O halde ne yapılabilirdi...
Film merkeze bunu almayabilirdi. 🙂

Düşünüyorum...

1) Kız olabildiğince az etki bırakarak içeri girmeliydi. Misal tuvaletinizi kullanabilir miyim? Çocuğun cevabını beklemeden, "sağolun teşekkürler" Zaten olabildiğince tepkisiz biri olduğundan kız da güzel olduğundan kabul edilebilir bir şey.

2) Diğer eleman eve girdiğinde, dikkati dağıtacak bir şey, kızın eve girmesinden daha büyük bir olay.

Başka öneriler de olabilir ama demek istediğim, amaç içerideki kızın varlığını unutturmaksa o zaman unsurlar bunun çerçevesinde yerleştirilmeli, merkez bu olmalı.
Hani deriz ya çok kullanılır, "senaryo sarkıyor" diye. O bu demek işte. Bir merkeze çeken güç olmazsa diğer yapılar esner, sarkar.

◇ ◇ ◇

Görev tanımı: Senaryo üzerine olan sayfa alıntısındaki "Bir merkeze çeken güç olmazsa diğer yapılar esner, sarkar." cümlesini İngilizceye çevirin. Bu satırlara ihtiyaç yoktur.

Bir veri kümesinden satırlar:

◇ ◇ ◇

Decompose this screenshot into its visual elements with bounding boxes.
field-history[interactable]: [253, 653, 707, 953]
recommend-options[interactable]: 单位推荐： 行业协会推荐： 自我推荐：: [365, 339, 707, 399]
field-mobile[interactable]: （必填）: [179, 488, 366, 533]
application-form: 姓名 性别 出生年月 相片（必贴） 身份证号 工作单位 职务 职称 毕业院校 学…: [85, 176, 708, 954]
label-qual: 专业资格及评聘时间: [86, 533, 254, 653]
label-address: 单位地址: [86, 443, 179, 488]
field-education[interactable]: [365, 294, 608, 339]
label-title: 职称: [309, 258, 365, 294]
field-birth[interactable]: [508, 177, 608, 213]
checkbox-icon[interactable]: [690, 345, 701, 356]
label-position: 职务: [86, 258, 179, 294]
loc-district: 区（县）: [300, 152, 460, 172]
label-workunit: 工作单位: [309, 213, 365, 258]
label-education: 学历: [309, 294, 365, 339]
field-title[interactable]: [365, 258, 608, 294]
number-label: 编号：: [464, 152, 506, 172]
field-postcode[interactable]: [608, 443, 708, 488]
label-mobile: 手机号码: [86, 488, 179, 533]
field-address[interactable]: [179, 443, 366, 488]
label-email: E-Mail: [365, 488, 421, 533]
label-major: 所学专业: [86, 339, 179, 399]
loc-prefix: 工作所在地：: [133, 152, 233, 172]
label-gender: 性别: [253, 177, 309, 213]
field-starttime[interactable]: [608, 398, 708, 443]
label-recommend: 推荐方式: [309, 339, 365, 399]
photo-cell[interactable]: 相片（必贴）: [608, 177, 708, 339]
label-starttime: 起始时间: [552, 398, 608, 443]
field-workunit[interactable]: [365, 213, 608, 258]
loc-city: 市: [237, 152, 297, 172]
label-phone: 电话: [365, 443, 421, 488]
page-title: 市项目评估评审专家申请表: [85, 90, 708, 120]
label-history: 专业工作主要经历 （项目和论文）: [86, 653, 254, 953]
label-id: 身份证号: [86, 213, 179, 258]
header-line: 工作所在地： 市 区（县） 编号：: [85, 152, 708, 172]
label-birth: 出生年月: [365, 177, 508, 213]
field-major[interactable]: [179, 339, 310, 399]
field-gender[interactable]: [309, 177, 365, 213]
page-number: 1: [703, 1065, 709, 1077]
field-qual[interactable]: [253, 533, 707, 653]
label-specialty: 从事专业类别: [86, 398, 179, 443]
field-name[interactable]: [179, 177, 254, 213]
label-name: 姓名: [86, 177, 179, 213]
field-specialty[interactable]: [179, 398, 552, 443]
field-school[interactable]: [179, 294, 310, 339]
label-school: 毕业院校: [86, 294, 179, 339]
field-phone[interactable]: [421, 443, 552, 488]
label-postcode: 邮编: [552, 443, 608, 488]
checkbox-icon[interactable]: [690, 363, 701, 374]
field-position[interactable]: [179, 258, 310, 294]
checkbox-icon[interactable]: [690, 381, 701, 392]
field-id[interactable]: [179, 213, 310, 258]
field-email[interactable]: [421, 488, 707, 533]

◇ ◇ ◇

Doğru cevap: If there is no force pulling toward a center, the other structures stretch and sag.